*Stored entries:*
━━━━━━━━━━

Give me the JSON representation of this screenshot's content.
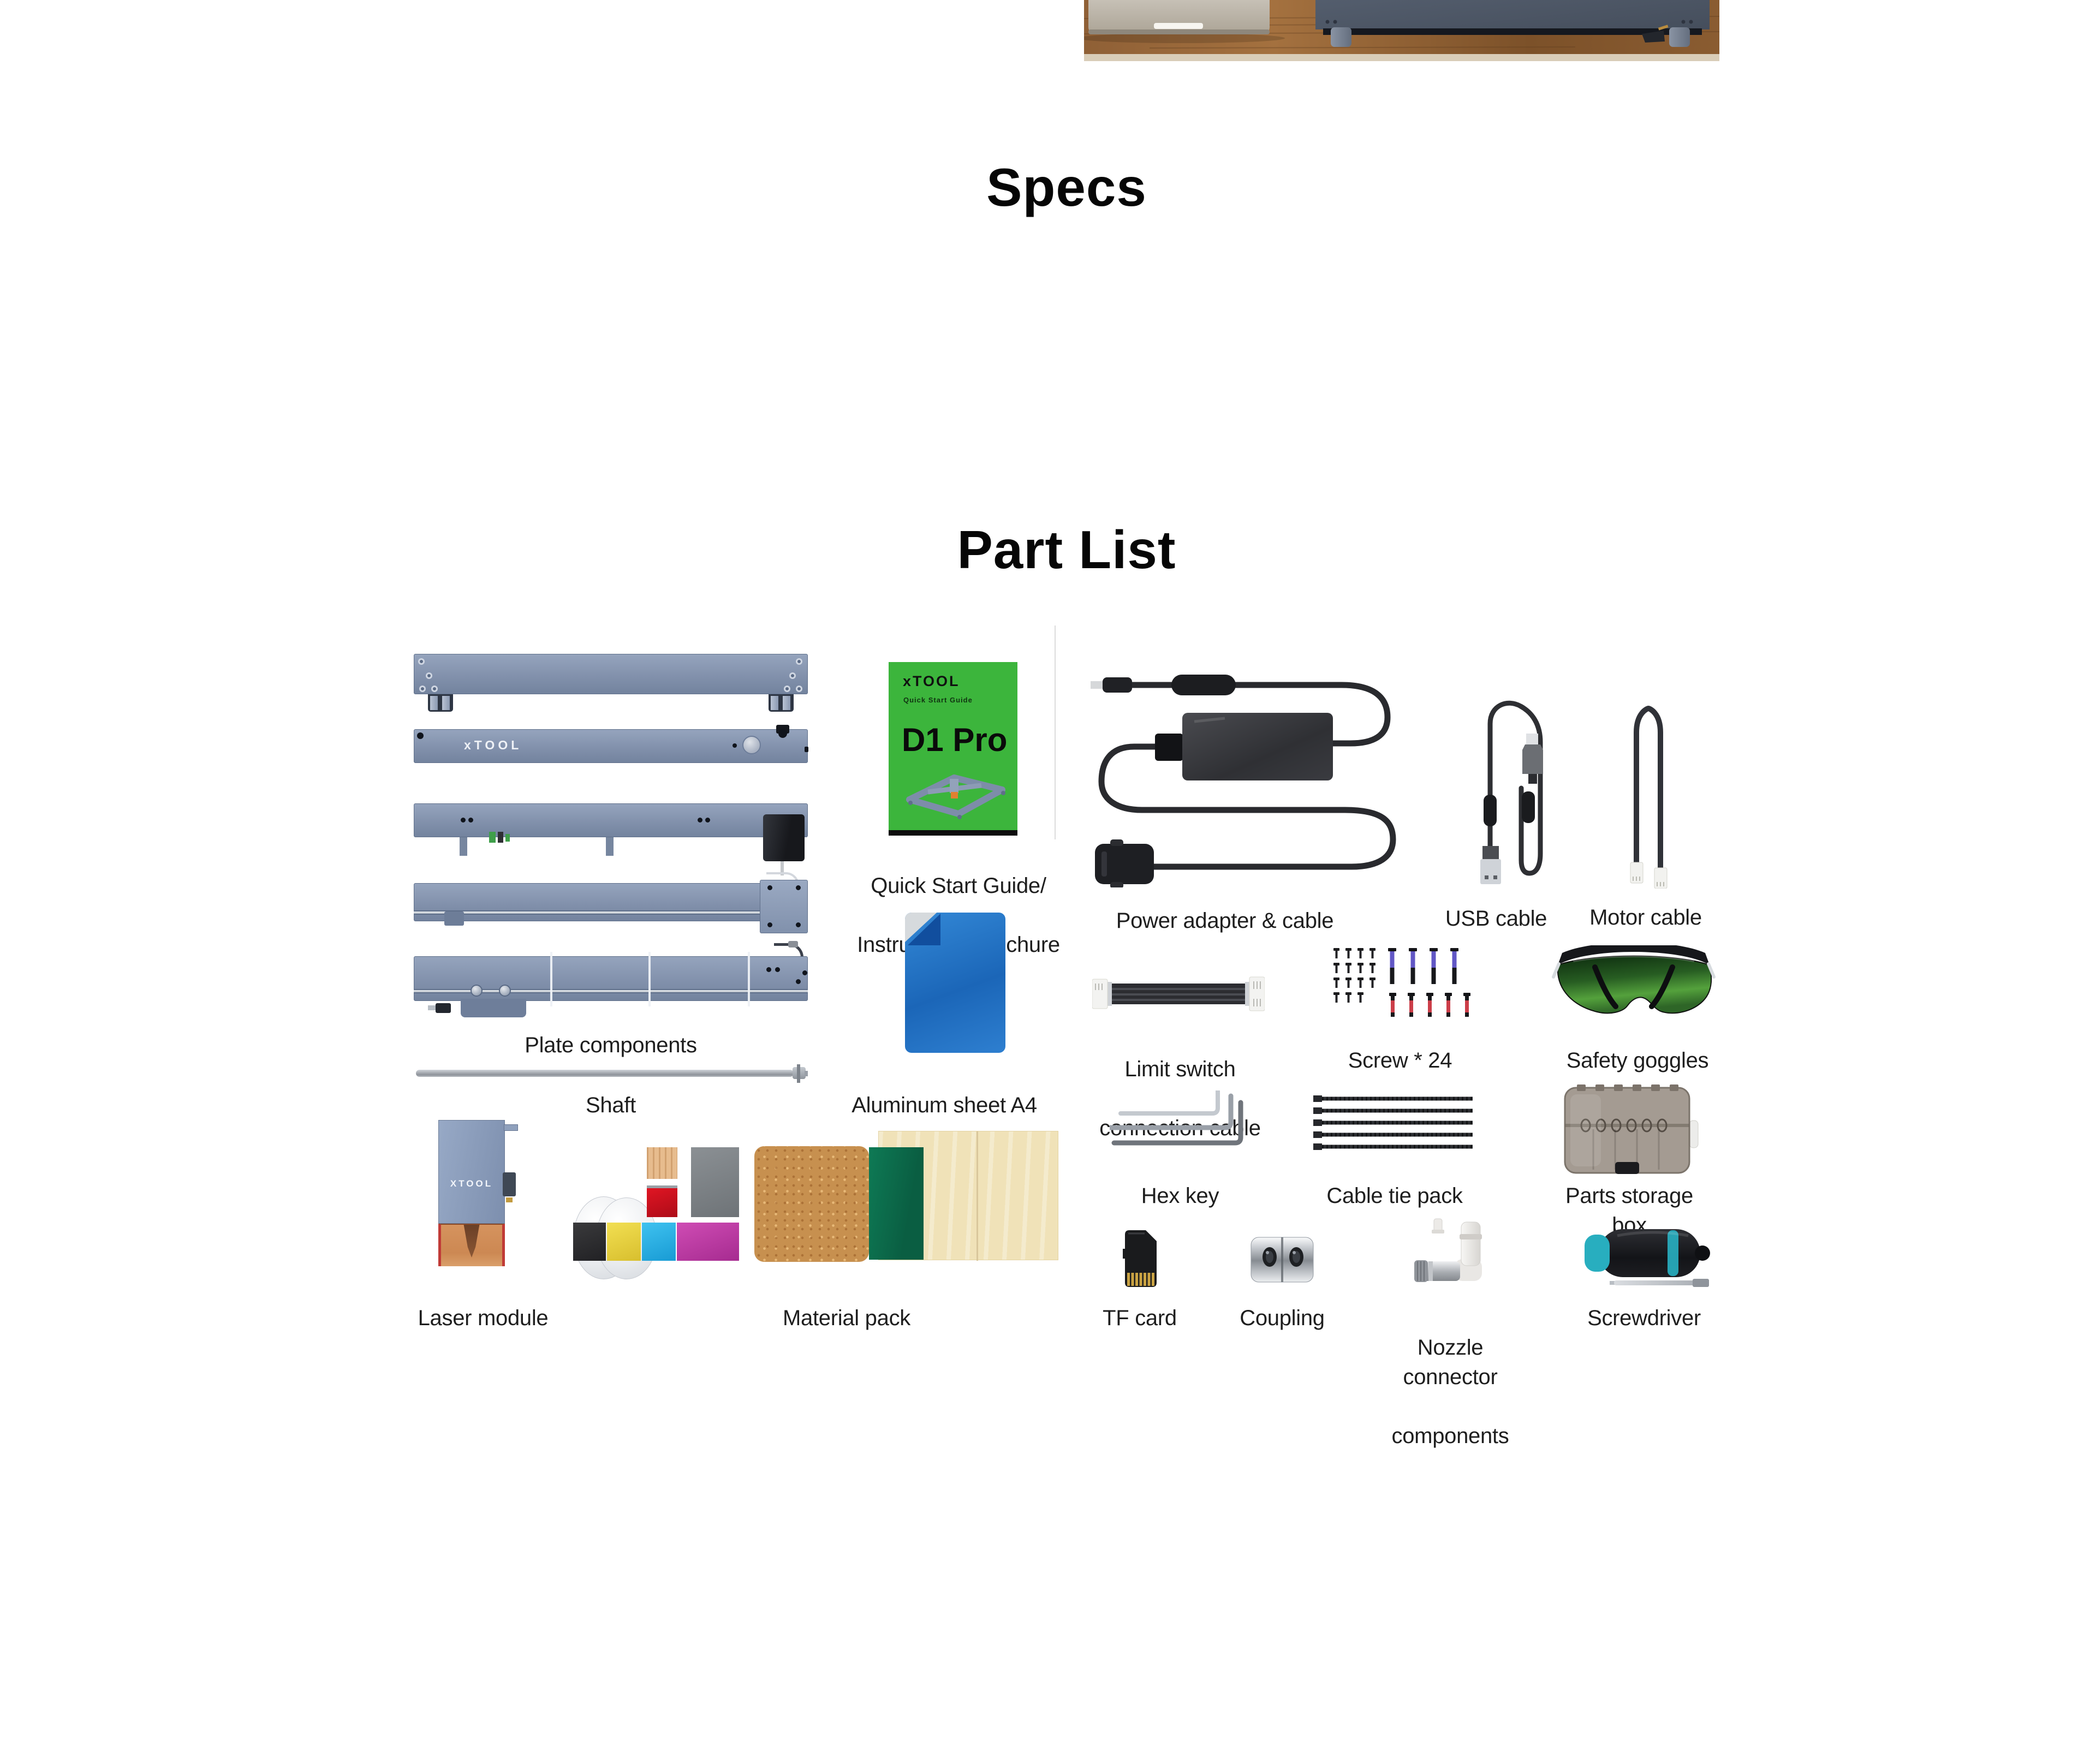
{
  "specs_section": {
    "title": "Specs"
  },
  "part_list_section": {
    "title": "Part List",
    "quick_start_book": {
      "brand": "xTOOL",
      "subtitle": "Quick Start Guide",
      "model": "D1 Pro"
    },
    "plate_logo": "xTOOL",
    "laser_module_logo": "XTOOL",
    "parts": {
      "plate_components": {
        "label": "Plate components"
      },
      "shaft": {
        "label": "Shaft"
      },
      "quick_start_guide": {
        "label_line1": "Quick Start Guide/",
        "label_line2": "Instructions/Brochure"
      },
      "aluminum_sheet": {
        "label": "Aluminum sheet A4"
      },
      "power_adapter": {
        "label": "Power adapter & cable"
      },
      "usb_cable": {
        "label": "USB cable"
      },
      "motor_cable": {
        "label": "Motor cable"
      },
      "limit_switch_cable": {
        "label_line1": "Limit switch",
        "label_line2": "connection cable"
      },
      "screws": {
        "label": "Screw * 24"
      },
      "safety_goggles": {
        "label": "Safety goggles"
      },
      "hex_key": {
        "label": "Hex key"
      },
      "cable_tie_pack": {
        "label": "Cable tie pack"
      },
      "parts_storage_box": {
        "label": "Parts storage box"
      },
      "laser_module": {
        "label": "Laser module"
      },
      "material_pack": {
        "label": "Material pack"
      },
      "tf_card": {
        "label": "TF card"
      },
      "coupling": {
        "label": "Coupling"
      },
      "nozzle_connector": {
        "label_line1": "Nozzle connector",
        "label_line2": "components"
      },
      "screwdriver": {
        "label": "Screwdriver"
      }
    },
    "colors": {
      "plate_blue_gray": "#8293ae",
      "book_green": "#3cb53c",
      "aluminum_blue": "#2374c8",
      "goggles_lens_green": "#3c8a30",
      "screw_band_purple": "#6257c5",
      "screw_band_red": "#cc3e49",
      "screwdriver_teal": "#28aebf",
      "cork": "#c7904f",
      "felt_green": "#0c6b4b",
      "plywood": "#f0e2b8",
      "desk_wood": "#8a5a33",
      "machine_gray": "#4d5665"
    }
  }
}
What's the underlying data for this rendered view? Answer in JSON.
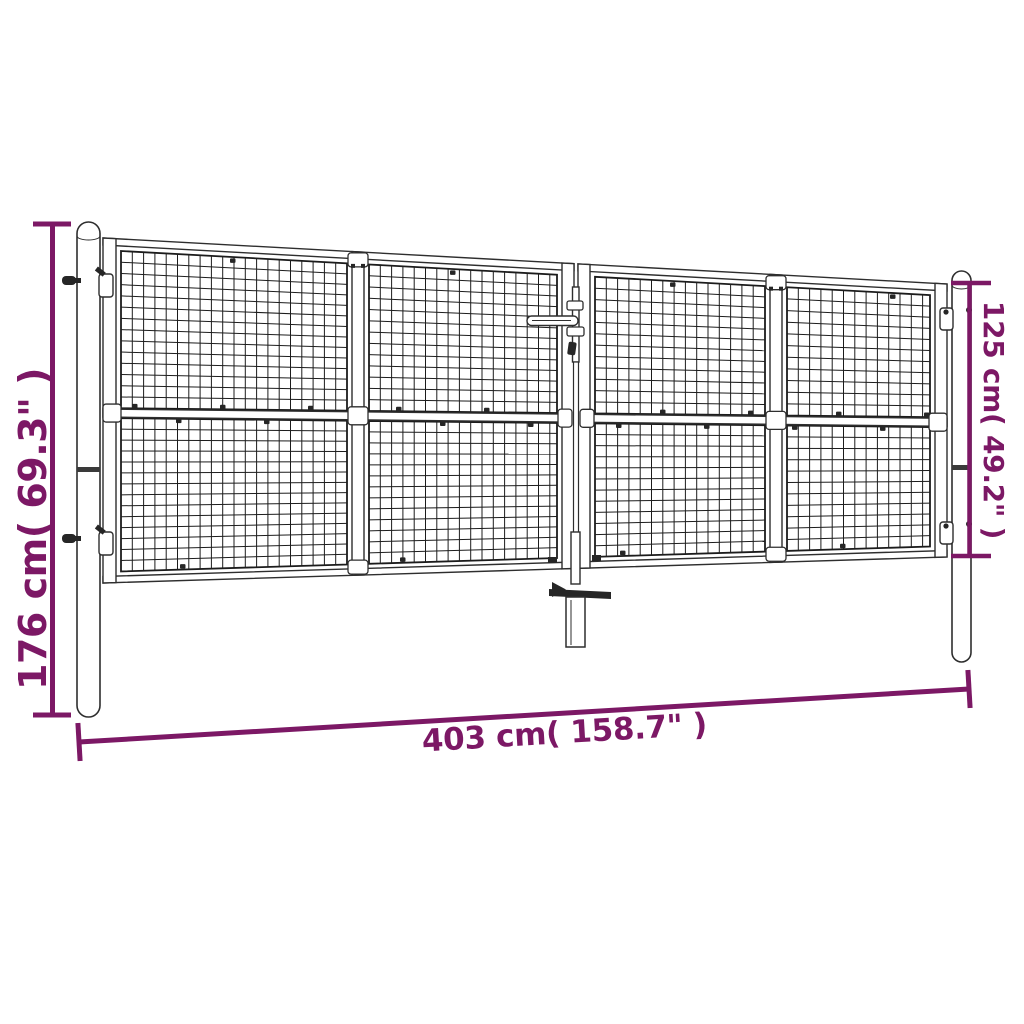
{
  "diagram": {
    "accent_color": "#7C1865",
    "outline_color": "#2e2e2e",
    "mesh_color": "#1c1c1c",
    "dimensions": {
      "post_height": {
        "label": "176 cm( 69.3\" )"
      },
      "gate_height": {
        "label": "125 cm( 49.2\" )"
      },
      "total_width": {
        "label": "403 cm( 158.7\" )"
      }
    }
  }
}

━━━━━━━━━━

*Directions for this task:* Output the entries above exactly, without their pictures.

*Correct output:*
Give me the JSON representation of this screenshot's content.
{
  "specs_section": {
    "title": "Specs"
  },
  "part_list_section": {
    "title": "Part List",
    "quick_start_book": {
      "brand": "xTOOL",
      "subtitle": "Quick Start Guide",
      "model": "D1 Pro"
    },
    "plate_logo": "xTOOL",
    "laser_module_logo": "XTOOL",
    "parts": {
      "plate_components": {
        "label": "Plate components"
      },
      "shaft": {
        "label": "Shaft"
      },
      "quick_start_guide": {
        "label_line1": "Quick Start Guide/",
        "label_line2": "Instructions/Brochure"
      },
      "aluminum_sheet": {
        "label": "Aluminum sheet A4"
      },
      "power_adapter": {
        "label": "Power adapter & cable"
      },
      "usb_cable": {
        "label": "USB cable"
      },
      "motor_cable": {
        "label": "Motor cable"
      },
      "limit_switch_cable": {
        "label_line1": "Limit switch",
        "label_line2": "connection cable"
      },
      "screws": {
        "label": "Screw * 24"
      },
      "safety_goggles": {
        "label": "Safety goggles"
      },
      "hex_key": {
        "label": "Hex key"
      },
      "cable_tie_pack": {
        "label": "Cable tie pack"
      },
      "parts_storage_box": {
        "label": "Parts storage box"
      },
      "laser_module": {
        "label": "Laser module"
      },
      "material_pack": {
        "label": "Material pack"
      },
      "tf_card": {
        "label": "TF card"
      },
      "coupling": {
        "label": "Coupling"
      },
      "nozzle_connector": {
        "label_line1": "Nozzle connector",
        "label_line2": "components"
      },
      "screwdriver": {
        "label": "Screwdriver"
      }
    },
    "colors": {
      "plate_blue_gray": "#8293ae",
      "book_green": "#3cb53c",
      "aluminum_blue": "#2374c8",
      "goggles_lens_green": "#3c8a30",
      "screw_band_purple": "#6257c5",
      "screw_band_red": "#cc3e49",
      "screwdriver_teal": "#28aebf",
      "cork": "#c7904f",
      "felt_green": "#0c6b4b",
      "plywood": "#f0e2b8",
      "desk_wood": "#8a5a33",
      "machine_gray": "#4d5665"
    }
  }
}
What's the underlying data for this rendered view? Answer in JSON.
{
  "diagram": {
    "accent_color": "#7C1865",
    "outline_color": "#2e2e2e",
    "mesh_color": "#1c1c1c",
    "dimensions": {
      "post_height": {
        "label": "176 cm( 69.3\" )"
      },
      "gate_height": {
        "label": "125 cm( 49.2\" )"
      },
      "total_width": {
        "label": "403 cm( 158.7\" )"
      }
    }
  }
}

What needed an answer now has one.